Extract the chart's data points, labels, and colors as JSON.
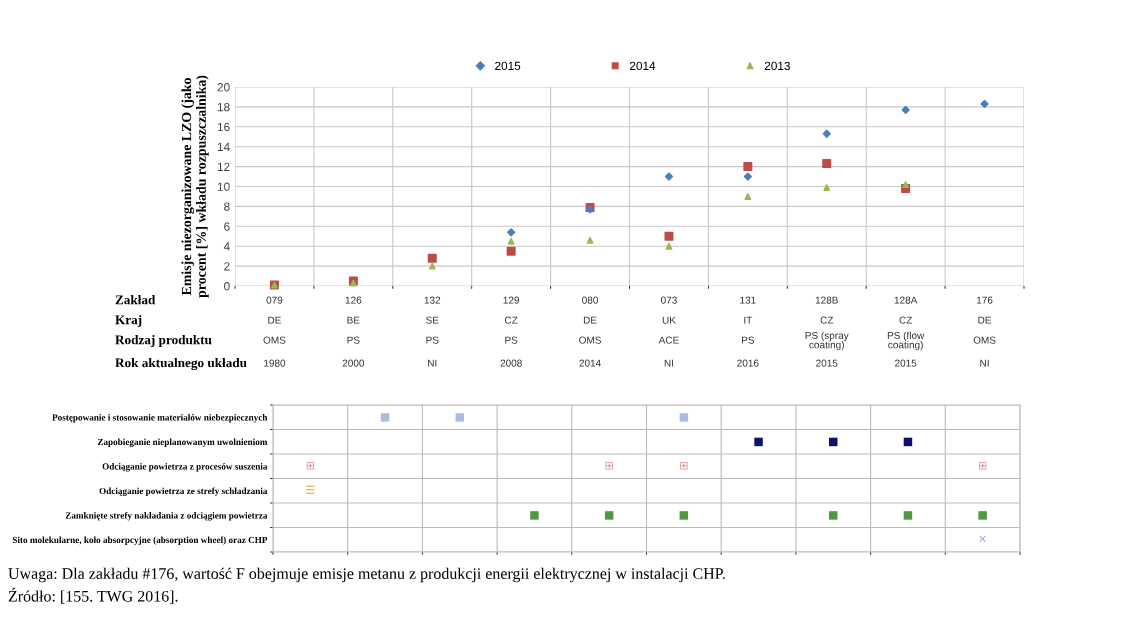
{
  "chart_data": [
    {
      "type": "scatter",
      "ylabel": "Emisje niezorganizowane LZO (jako\nprocent [%] wkładu rozpuszczalnika)",
      "categories": [
        "079\nDE\nOMS\n1980",
        "126\nBE\nPS\n2000",
        "132\nSE\nPS\nNI",
        "129\nCZ\nPS\n2008",
        "080\nDE\nOMS\n2014",
        "073\nUK\nACE\nNI",
        "131\nIT\nPS\n2016",
        "128B\nCZ\nPS (spray coating)\n2015",
        "128A\nCZ\nPS (flow coating)\n2015",
        "176\nDE\nOMS\nNI"
      ],
      "series": [
        {
          "name": "2015",
          "color": "#4a7ebb",
          "marker": "diamond",
          "values": [
            null,
            null,
            null,
            5.4,
            7.7,
            11.0,
            11.0,
            15.3,
            17.7,
            18.3
          ]
        },
        {
          "name": "2014",
          "color": "#be4b48",
          "marker": "square",
          "values": [
            0.1,
            0.5,
            2.8,
            3.5,
            7.9,
            5.0,
            12.0,
            12.3,
            9.8,
            null
          ]
        },
        {
          "name": "2013",
          "color": "#98b954",
          "marker": "triangle",
          "values": [
            0.1,
            0.3,
            2.0,
            4.5,
            4.6,
            4.0,
            9.0,
            9.9,
            10.2,
            null
          ]
        }
      ],
      "ylim": [
        0,
        20
      ],
      "yticks": [
        0,
        2,
        4,
        6,
        8,
        10,
        12,
        14,
        16,
        18,
        20
      ],
      "grid": true,
      "legend": "top",
      "annotations": [
        "Zakład",
        "Kraj",
        "Rodzaj produktu",
        "Rok aktualnego układu"
      ]
    },
    {
      "type": "heatmap",
      "categories": [
        null,
        null,
        null,
        null,
        null,
        null,
        null,
        null,
        null,
        null
      ],
      "y_categories": [
        "Postępowanie i stosowanie materiałów niebezpiecznych",
        "Zapobieganie nieplanowanym uwolnieniom",
        "Odciąganie powietrza z procesów suszenia",
        "Odciąganie powietrza ze strefy schładzania",
        "Zamknięte strefy nakładania z odciągiem powietrza",
        "Sito molekularne, koło absorpcyjne (absorption wheel) oraz CHP"
      ],
      "cells": [
        [
          null,
          "■",
          "■",
          null,
          null,
          "■",
          null,
          null,
          null,
          null
        ],
        [
          null,
          null,
          null,
          null,
          null,
          null,
          "■",
          "■",
          "■",
          null
        ],
        [
          "⊞",
          null,
          null,
          null,
          "⊞",
          "⊞",
          null,
          null,
          null,
          "⊞"
        ],
        [
          "☰",
          null,
          null,
          null,
          null,
          null,
          null,
          null,
          null,
          null
        ],
        [
          null,
          null,
          null,
          "■",
          "■",
          "■",
          null,
          "■",
          "■",
          "■"
        ],
        [
          null,
          null,
          null,
          null,
          null,
          null,
          null,
          null,
          null,
          "✕"
        ]
      ],
      "colors": [
        "#a9bde0",
        "#10106e",
        "#e08a8a",
        "#e0a020",
        "#4f9a40",
        "#a8a8d8"
      ],
      "annotations": [
        "Uwaga: Dla zakładu #176, wartość F obejmuje emisje metanu z produkcji energii elektrycznej w instalacji CHP.",
        "Źródło: [155. TWG 2016]."
      ]
    }
  ]
}
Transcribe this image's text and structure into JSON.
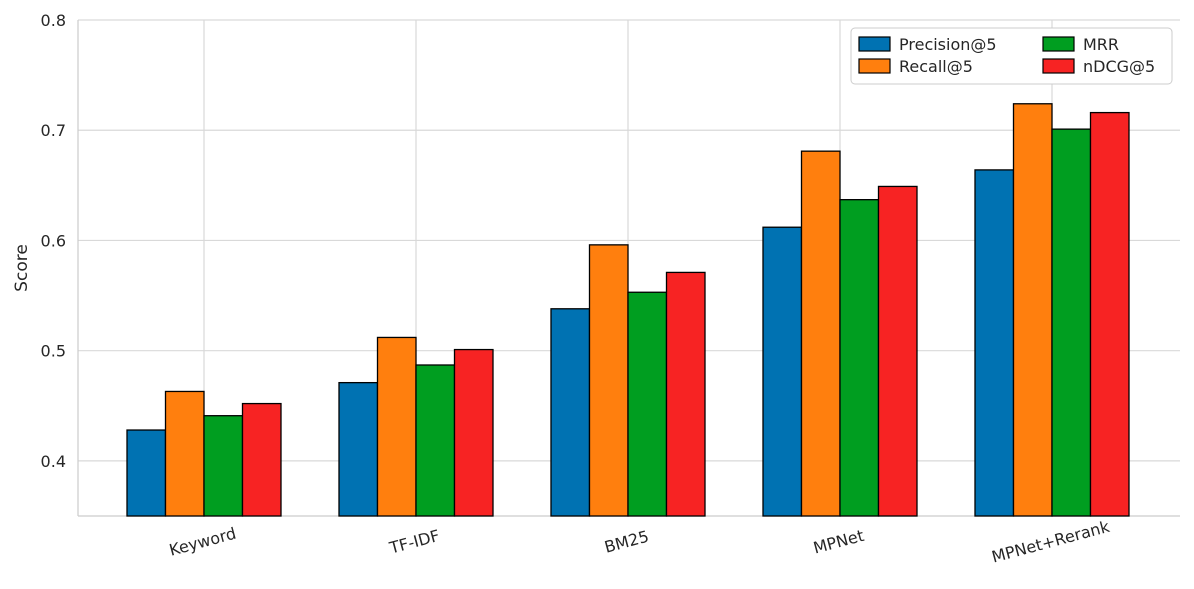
{
  "chart_data": {
    "type": "bar",
    "ylabel": "Score",
    "xlabel": "",
    "ylim": [
      0.35,
      0.8
    ],
    "yticks": [
      "0.4",
      "0.5",
      "0.6",
      "0.7",
      "0.8"
    ],
    "grid": true,
    "legend_position": "top-right",
    "categories": [
      "Keyword",
      "TF-IDF",
      "BM25",
      "MPNet",
      "MPNet+Rerank"
    ],
    "series": [
      {
        "name": "Precision@5",
        "color": "#0072B2",
        "values": [
          0.428,
          0.471,
          0.538,
          0.612,
          0.664
        ]
      },
      {
        "name": "Recall@5",
        "color": "#FF7F0E",
        "values": [
          0.463,
          0.512,
          0.596,
          0.681,
          0.724
        ]
      },
      {
        "name": "MRR",
        "color": "#009E20",
        "values": [
          0.441,
          0.487,
          0.553,
          0.637,
          0.701
        ]
      },
      {
        "name": "nDCG@5",
        "color": "#F72323",
        "values": [
          0.452,
          0.501,
          0.571,
          0.649,
          0.716
        ]
      }
    ]
  }
}
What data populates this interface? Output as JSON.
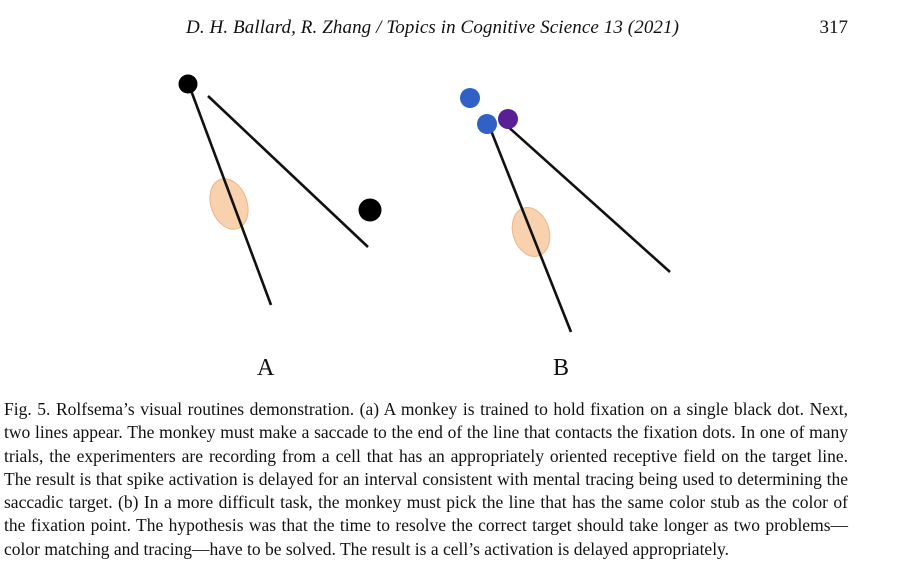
{
  "header": {
    "running_head": "D. H. Ballard, R. Zhang / Topics in Cognitive Science  13 (2021)",
    "page_number": "317"
  },
  "figure": {
    "panel_a_label": "A",
    "panel_b_label": "B",
    "colors": {
      "line": "#111111",
      "fixation_dot": "#000000",
      "receptive_field": "#f7c9a0",
      "blue_dot": "#2f62c4",
      "purple_dot": "#5a1f94"
    }
  },
  "caption": {
    "text": "Fig. 5. Rolfsema’s visual routines demonstration. (a) A monkey is trained to hold fixation on a single black dot. Next, two lines appear. The monkey must make a saccade to the end of the line that contacts the fixation dots. In one of many trials, the experimenters are recording from a cell that has an appropriately oriented receptive field on the target line. The result is that spike activation is delayed for an interval consistent with mental tracing being used to determining the saccadic target. (b) In a more difficult task, the monkey must pick the line that has the same color stub as the color of the fixation point. The hypothesis was that the time to resolve the correct target should take longer as two problems—color matching and tracing—have to be solved. The result is a cell’s activation is delayed appropriately."
  }
}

▶ _Aim_: Leave out the pictures and return every record word for word.

▶ _Finished task_:
Extract the chart's data points, labels, and colors as JSON.
{
  "chart_data": [
    {
      "type": "scatter",
      "ylabel": "Emisje niezorganizowane LZO (jako\nprocent [%] wkładu rozpuszczalnika)",
      "categories": [
        "079\nDE\nOMS\n1980",
        "126\nBE\nPS\n2000",
        "132\nSE\nPS\nNI",
        "129\nCZ\nPS\n2008",
        "080\nDE\nOMS\n2014",
        "073\nUK\nACE\nNI",
        "131\nIT\nPS\n2016",
        "128B\nCZ\nPS (spray coating)\n2015",
        "128A\nCZ\nPS (flow coating)\n2015",
        "176\nDE\nOMS\nNI"
      ],
      "series": [
        {
          "name": "2015",
          "color": "#4a7ebb",
          "marker": "diamond",
          "values": [
            null,
            null,
            null,
            5.4,
            7.7,
            11.0,
            11.0,
            15.3,
            17.7,
            18.3
          ]
        },
        {
          "name": "2014",
          "color": "#be4b48",
          "marker": "square",
          "values": [
            0.1,
            0.5,
            2.8,
            3.5,
            7.9,
            5.0,
            12.0,
            12.3,
            9.8,
            null
          ]
        },
        {
          "name": "2013",
          "color": "#98b954",
          "marker": "triangle",
          "values": [
            0.1,
            0.3,
            2.0,
            4.5,
            4.6,
            4.0,
            9.0,
            9.9,
            10.2,
            null
          ]
        }
      ],
      "ylim": [
        0,
        20
      ],
      "yticks": [
        0,
        2,
        4,
        6,
        8,
        10,
        12,
        14,
        16,
        18,
        20
      ],
      "grid": true,
      "legend": "top",
      "annotations": [
        "Zakład",
        "Kraj",
        "Rodzaj produktu",
        "Rok aktualnego układu"
      ]
    },
    {
      "type": "heatmap",
      "categories": [
        null,
        null,
        null,
        null,
        null,
        null,
        null,
        null,
        null,
        null
      ],
      "y_categories": [
        "Postępowanie i stosowanie materiałów niebezpiecznych",
        "Zapobieganie nieplanowanym uwolnieniom",
        "Odciąganie powietrza z procesów suszenia",
        "Odciąganie powietrza ze strefy schładzania",
        "Zamknięte strefy nakładania z odciągiem powietrza",
        "Sito molekularne, koło absorpcyjne (absorption wheel) oraz CHP"
      ],
      "cells": [
        [
          null,
          "■",
          "■",
          null,
          null,
          "■",
          null,
          null,
          null,
          null
        ],
        [
          null,
          null,
          null,
          null,
          null,
          null,
          "■",
          "■",
          "■",
          null
        ],
        [
          "⊞",
          null,
          null,
          null,
          "⊞",
          "⊞",
          null,
          null,
          null,
          "⊞"
        ],
        [
          "☰",
          null,
          null,
          null,
          null,
          null,
          null,
          null,
          null,
          null
        ],
        [
          null,
          null,
          null,
          "■",
          "■",
          "■",
          null,
          "■",
          "■",
          "■"
        ],
        [
          null,
          null,
          null,
          null,
          null,
          null,
          null,
          null,
          null,
          "✕"
        ]
      ],
      "colors": [
        "#a9bde0",
        "#10106e",
        "#e08a8a",
        "#e0a020",
        "#4f9a40",
        "#a8a8d8"
      ],
      "annotations": [
        "Uwaga: Dla zakładu #176, wartość F obejmuje emisje metanu z produkcji energii elektrycznej w instalacji CHP.",
        "Źródło: [155. TWG 2016]."
      ]
    }
  ]
}
Transcribe this image's text and structure into JSON.
{
  "chart_data": {
    "type": "bar",
    "ylabel": "Score",
    "xlabel": "",
    "ylim": [
      0.35,
      0.8
    ],
    "yticks": [
      "0.4",
      "0.5",
      "0.6",
      "0.7",
      "0.8"
    ],
    "grid": true,
    "legend_position": "top-right",
    "categories": [
      "Keyword",
      "TF-IDF",
      "BM25",
      "MPNet",
      "MPNet+Rerank"
    ],
    "series": [
      {
        "name": "Precision@5",
        "color": "#0072B2",
        "values": [
          0.428,
          0.471,
          0.538,
          0.612,
          0.664
        ]
      },
      {
        "name": "Recall@5",
        "color": "#FF7F0E",
        "values": [
          0.463,
          0.512,
          0.596,
          0.681,
          0.724
        ]
      },
      {
        "name": "MRR",
        "color": "#009E20",
        "values": [
          0.441,
          0.487,
          0.553,
          0.637,
          0.701
        ]
      },
      {
        "name": "nDCG@5",
        "color": "#F72323",
        "values": [
          0.452,
          0.501,
          0.571,
          0.649,
          0.716
        ]
      }
    ]
  }
}
What data populates this interface? Output as JSON.
{
  "header": {
    "running_head": "D. H. Ballard, R. Zhang / Topics in Cognitive Science  13 (2021)",
    "page_number": "317"
  },
  "figure": {
    "panel_a_label": "A",
    "panel_b_label": "B",
    "colors": {
      "line": "#111111",
      "fixation_dot": "#000000",
      "receptive_field": "#f7c9a0",
      "blue_dot": "#2f62c4",
      "purple_dot": "#5a1f94"
    }
  },
  "caption": {
    "text": "Fig. 5. Rolfsema’s visual routines demonstration. (a) A monkey is trained to hold fixation on a single black dot. Next, two lines appear. The monkey must make a saccade to the end of the line that contacts the fixation dots. In one of many trials, the experimenters are recording from a cell that has an appropriately oriented receptive field on the target line. The result is that spike activation is delayed for an interval consistent with mental tracing being used to determining the saccadic target. (b) In a more difficult task, the monkey must pick the line that has the same color stub as the color of the fixation point. The hypothesis was that the time to resolve the correct target should take longer as two problems—color matching and tracing—have to be solved. The result is a cell’s activation is delayed appropriately."
  }
}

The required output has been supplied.